> _GOAL_: Lines containing "Deel" are to be counted. Report the count alone.

— Start of PROVIDED RECORDS —

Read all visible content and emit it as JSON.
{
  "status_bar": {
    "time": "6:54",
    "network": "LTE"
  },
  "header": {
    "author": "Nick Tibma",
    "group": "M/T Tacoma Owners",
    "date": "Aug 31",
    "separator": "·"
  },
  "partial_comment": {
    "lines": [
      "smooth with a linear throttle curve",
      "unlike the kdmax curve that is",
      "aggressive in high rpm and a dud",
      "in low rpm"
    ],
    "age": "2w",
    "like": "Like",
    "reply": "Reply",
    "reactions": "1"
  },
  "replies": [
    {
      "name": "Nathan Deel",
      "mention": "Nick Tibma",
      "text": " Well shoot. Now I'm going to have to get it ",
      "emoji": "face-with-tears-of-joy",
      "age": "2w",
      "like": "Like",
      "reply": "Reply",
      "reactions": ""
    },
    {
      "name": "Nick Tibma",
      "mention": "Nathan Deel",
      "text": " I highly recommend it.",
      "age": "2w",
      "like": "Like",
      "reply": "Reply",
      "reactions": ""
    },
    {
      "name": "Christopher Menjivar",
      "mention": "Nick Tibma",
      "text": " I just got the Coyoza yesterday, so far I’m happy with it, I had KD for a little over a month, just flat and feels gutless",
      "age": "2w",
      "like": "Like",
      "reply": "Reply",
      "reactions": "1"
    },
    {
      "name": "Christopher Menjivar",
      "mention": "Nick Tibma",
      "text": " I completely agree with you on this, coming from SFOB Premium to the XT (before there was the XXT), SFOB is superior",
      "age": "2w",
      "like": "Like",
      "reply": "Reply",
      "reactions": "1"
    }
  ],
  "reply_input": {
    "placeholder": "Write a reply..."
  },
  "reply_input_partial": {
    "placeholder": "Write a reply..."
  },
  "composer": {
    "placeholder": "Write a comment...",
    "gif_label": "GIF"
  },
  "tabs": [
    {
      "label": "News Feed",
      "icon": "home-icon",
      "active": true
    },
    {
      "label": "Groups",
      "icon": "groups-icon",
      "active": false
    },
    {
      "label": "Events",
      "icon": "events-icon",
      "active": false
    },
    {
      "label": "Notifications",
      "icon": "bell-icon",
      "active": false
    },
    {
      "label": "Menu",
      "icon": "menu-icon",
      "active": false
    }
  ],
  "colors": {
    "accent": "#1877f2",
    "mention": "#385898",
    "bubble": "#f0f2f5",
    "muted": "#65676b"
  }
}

— End of PROVIDED RECORDS —

> _COMPLETE OUTPUT_: 2